▸ **Exercise instructions**
Copy all lines below containing "Beylikdüzü".

···

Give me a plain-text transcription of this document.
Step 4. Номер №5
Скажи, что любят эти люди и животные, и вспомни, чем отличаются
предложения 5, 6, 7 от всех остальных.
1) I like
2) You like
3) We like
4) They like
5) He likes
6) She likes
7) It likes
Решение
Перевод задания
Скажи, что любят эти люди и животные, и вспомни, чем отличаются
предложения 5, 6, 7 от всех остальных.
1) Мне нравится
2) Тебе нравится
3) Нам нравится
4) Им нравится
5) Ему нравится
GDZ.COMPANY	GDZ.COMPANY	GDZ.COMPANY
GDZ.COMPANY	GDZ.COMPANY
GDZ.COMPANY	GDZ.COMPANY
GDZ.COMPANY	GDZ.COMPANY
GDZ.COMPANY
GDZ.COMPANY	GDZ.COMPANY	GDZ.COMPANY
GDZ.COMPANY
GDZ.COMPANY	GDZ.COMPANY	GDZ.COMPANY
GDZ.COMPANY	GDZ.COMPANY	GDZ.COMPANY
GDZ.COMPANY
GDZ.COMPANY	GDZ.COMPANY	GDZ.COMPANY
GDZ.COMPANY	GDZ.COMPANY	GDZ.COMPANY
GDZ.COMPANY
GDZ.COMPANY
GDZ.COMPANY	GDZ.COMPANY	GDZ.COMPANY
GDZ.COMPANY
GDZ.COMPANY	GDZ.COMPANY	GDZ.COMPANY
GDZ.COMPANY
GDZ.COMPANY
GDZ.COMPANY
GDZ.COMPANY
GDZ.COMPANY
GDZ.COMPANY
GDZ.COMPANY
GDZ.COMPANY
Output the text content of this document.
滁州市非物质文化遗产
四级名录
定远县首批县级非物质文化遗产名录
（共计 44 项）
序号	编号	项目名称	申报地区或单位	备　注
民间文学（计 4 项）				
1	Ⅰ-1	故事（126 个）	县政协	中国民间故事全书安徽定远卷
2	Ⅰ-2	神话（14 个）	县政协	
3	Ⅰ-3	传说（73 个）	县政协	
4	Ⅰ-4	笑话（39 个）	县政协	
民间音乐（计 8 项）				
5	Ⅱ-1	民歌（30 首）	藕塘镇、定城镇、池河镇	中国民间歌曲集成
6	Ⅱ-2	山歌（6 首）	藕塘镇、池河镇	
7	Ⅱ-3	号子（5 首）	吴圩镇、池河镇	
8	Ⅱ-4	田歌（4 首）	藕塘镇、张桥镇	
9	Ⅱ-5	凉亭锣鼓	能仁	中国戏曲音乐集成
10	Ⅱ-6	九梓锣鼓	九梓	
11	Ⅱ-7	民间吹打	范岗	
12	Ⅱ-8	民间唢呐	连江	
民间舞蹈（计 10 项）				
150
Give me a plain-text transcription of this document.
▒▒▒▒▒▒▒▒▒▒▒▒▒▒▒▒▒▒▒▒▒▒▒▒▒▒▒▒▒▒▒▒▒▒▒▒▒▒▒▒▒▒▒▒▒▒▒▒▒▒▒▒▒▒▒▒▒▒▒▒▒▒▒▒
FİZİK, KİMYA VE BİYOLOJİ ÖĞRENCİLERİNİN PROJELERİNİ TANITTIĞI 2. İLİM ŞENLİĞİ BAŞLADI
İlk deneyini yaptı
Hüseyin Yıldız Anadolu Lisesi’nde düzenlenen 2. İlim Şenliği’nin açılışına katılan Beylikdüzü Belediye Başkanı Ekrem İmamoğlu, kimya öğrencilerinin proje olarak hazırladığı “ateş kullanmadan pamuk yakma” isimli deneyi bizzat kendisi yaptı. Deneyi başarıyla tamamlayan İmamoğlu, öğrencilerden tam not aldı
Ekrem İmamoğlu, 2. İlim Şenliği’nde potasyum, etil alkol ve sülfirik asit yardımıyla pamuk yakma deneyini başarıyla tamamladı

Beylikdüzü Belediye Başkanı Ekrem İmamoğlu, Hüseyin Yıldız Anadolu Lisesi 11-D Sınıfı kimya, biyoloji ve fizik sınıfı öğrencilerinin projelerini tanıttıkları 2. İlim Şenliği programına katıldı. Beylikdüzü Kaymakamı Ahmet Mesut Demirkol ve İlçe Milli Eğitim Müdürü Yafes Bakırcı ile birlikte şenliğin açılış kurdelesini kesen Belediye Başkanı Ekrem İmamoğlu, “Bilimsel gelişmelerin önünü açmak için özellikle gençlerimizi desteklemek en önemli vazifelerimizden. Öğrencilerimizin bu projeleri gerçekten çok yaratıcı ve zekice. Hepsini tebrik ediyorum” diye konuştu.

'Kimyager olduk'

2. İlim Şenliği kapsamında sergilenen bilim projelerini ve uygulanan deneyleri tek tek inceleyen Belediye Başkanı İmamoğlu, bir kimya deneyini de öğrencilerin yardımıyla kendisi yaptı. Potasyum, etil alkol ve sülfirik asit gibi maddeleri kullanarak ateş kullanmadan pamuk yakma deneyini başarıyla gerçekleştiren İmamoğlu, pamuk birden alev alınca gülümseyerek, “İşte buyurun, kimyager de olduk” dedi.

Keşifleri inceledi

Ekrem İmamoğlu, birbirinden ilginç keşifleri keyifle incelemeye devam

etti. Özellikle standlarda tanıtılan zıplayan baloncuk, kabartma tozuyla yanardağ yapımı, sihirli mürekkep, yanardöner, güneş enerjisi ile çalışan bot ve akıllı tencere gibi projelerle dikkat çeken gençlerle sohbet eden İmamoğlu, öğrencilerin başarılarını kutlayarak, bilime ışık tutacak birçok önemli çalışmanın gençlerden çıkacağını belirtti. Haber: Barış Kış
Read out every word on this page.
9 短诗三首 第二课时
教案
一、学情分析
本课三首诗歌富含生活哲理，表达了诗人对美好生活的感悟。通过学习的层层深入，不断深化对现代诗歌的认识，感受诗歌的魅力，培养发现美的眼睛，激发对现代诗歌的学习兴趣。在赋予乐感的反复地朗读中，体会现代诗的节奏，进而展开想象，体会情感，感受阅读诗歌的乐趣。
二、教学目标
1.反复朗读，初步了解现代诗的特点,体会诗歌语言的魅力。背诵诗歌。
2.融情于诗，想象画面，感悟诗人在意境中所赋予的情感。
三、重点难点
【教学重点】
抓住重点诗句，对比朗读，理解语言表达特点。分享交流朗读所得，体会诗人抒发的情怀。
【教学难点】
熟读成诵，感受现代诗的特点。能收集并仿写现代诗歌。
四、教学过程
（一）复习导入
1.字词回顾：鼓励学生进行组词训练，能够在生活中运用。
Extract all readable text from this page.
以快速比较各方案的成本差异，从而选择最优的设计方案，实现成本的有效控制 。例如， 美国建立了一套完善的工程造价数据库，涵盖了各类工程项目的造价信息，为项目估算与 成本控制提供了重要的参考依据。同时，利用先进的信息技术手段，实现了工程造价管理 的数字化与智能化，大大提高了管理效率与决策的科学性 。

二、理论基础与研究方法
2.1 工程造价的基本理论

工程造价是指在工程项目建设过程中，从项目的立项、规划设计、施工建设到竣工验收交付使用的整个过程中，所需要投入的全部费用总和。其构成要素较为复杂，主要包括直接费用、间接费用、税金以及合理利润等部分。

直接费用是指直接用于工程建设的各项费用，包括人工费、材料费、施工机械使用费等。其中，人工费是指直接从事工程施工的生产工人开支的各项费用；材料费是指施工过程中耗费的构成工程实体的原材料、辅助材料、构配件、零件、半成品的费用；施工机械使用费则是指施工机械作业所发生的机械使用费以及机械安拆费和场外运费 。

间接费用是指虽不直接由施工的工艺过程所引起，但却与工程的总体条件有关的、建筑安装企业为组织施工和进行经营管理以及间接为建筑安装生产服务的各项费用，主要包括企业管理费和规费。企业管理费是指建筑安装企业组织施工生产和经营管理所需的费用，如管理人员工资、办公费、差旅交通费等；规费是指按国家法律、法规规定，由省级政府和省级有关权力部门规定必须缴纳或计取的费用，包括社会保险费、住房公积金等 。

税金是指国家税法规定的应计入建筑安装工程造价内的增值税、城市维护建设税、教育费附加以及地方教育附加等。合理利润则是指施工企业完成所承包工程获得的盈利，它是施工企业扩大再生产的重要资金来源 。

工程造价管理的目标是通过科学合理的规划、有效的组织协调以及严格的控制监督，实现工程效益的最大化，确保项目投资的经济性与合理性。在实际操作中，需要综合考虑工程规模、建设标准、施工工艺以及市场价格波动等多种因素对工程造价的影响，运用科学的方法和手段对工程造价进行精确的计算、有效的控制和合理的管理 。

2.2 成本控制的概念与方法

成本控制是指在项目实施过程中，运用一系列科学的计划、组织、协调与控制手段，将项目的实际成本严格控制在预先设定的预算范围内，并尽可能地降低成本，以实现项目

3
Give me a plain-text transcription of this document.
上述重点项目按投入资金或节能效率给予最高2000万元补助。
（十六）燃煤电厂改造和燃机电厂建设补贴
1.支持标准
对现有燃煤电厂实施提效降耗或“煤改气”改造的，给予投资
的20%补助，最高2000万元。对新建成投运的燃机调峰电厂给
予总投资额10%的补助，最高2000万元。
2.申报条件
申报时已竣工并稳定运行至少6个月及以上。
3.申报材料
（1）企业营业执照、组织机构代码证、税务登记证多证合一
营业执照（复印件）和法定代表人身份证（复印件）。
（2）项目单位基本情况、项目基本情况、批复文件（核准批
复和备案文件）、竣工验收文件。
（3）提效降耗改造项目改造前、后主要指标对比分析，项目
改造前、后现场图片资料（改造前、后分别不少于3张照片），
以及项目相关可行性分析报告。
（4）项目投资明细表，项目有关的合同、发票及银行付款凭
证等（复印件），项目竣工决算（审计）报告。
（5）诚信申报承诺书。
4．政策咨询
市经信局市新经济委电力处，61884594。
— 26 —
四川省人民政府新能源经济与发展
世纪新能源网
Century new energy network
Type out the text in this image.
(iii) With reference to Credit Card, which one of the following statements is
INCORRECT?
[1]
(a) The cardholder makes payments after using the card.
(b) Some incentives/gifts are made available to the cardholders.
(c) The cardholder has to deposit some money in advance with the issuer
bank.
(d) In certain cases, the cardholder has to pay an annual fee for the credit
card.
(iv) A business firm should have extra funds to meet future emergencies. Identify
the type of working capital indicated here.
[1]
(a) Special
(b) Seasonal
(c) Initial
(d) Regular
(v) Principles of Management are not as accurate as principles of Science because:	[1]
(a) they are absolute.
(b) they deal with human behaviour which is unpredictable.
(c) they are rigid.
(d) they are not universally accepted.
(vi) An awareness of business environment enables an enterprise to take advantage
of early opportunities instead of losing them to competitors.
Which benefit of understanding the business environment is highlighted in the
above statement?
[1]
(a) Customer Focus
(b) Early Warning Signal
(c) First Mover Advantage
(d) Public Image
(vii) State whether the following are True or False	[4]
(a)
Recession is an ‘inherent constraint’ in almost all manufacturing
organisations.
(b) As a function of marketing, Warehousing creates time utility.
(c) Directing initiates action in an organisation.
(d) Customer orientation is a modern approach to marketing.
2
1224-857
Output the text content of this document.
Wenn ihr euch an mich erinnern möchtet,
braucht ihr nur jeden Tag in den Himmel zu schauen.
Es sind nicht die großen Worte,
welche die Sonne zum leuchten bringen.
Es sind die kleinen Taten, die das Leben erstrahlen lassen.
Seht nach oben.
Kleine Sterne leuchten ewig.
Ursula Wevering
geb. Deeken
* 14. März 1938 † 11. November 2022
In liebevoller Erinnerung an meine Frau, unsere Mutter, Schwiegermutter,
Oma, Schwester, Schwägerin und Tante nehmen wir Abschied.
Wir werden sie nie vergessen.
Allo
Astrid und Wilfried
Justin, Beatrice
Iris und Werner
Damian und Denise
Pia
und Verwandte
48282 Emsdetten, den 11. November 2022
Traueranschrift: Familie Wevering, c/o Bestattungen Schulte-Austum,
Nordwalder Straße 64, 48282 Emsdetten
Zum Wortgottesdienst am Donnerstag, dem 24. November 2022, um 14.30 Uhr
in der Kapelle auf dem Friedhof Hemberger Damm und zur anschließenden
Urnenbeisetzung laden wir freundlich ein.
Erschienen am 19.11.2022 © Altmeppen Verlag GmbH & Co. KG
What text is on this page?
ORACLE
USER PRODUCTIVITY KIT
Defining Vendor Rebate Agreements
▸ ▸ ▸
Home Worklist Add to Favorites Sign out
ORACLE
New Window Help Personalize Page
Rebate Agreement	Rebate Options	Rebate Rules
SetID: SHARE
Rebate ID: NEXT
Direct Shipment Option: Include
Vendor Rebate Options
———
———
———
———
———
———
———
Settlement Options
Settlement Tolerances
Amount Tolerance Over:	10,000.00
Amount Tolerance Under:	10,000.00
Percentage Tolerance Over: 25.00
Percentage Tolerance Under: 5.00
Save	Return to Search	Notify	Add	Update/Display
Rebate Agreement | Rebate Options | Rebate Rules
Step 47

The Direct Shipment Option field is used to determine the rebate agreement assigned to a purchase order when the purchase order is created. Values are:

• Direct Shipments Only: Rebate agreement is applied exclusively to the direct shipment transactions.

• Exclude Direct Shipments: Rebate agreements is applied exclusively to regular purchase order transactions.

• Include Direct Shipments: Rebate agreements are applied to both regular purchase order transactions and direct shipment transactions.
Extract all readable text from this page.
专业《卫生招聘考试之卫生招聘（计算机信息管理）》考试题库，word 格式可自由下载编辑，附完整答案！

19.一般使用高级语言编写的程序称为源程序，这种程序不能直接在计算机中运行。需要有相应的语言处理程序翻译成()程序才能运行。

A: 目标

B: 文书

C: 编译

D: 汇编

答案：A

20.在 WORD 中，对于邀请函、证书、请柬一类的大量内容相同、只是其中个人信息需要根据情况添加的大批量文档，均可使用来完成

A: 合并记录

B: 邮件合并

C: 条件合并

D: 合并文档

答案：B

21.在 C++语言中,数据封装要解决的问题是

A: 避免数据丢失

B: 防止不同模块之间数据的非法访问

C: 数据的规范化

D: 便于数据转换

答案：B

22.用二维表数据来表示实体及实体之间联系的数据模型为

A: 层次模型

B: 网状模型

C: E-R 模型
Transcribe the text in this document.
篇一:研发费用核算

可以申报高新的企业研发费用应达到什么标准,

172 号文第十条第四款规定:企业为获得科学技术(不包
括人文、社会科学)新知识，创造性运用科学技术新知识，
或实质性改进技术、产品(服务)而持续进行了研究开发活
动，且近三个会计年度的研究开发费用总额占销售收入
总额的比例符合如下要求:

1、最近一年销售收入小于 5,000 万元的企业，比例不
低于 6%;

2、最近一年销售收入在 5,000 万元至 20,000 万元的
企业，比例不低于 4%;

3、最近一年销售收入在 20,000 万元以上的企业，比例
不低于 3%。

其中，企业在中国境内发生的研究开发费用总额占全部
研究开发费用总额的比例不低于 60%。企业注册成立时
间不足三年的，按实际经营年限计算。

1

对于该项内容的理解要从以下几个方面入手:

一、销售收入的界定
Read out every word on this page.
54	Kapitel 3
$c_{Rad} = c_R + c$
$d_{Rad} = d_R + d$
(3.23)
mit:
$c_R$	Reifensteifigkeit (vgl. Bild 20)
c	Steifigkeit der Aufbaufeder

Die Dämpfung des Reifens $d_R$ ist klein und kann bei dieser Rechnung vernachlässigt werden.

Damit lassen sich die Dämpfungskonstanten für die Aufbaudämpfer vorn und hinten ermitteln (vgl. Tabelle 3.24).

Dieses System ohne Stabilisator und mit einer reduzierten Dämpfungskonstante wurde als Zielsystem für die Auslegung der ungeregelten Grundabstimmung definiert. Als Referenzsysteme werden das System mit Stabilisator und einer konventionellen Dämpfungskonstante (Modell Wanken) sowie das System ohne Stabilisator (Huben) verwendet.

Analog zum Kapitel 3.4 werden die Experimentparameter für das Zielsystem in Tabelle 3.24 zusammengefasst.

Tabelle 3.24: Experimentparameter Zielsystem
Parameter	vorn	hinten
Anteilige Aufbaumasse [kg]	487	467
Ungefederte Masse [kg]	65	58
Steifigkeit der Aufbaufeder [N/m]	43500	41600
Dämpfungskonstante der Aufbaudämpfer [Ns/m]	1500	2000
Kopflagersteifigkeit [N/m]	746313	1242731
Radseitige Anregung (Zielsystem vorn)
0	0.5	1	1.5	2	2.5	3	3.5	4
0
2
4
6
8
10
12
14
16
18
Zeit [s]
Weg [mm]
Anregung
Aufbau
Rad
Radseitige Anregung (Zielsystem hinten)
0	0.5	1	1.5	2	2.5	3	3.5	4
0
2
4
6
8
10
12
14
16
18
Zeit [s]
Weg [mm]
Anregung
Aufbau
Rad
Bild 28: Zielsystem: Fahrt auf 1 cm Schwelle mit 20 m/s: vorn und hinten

···

▸ **Output below**
Hüseyin Yıldız Anadolu Lisesi’nde düzenlenen 2. İlim Şenliği’nin açılışına katılan Beylikdüzü Belediye Başkanı Ekrem İmamoğlu, kimya öğrencilerinin proje olarak hazırladığı “ateş kullanmadan pamuk yakma” isimli deneyi bizzat kendisi yaptı. Deneyi başarıyla tamamlayan İmamoğlu, öğrencilerden tam not aldı
Beylikdüzü Belediye Başkanı Ekrem İmamoğlu, Hüseyin Yıldız Anadolu Lisesi 11-D Sınıfı kimya, biyoloji ve fizik sınıfı öğrencilerinin projelerini tanıttıkları 2. İlim Şenliği programına katıldı. Beylikdüzü Kaymakamı Ahmet Mesut Demirkol ve İlçe Milli Eğitim Müdürü Yafes Bakırcı ile birlikte şenliğin açılış kurdelesini kesen Belediye Başkanı Ekrem İmamoğlu, “Bilimsel gelişmelerin önünü açmak için özellikle gençlerimizi desteklemek en önemli vazifelerimizden. Öğrencilerimizin bu projeleri gerçekten çok yaratıcı ve zekice. Hepsini tebrik ediyorum” diye konuştu.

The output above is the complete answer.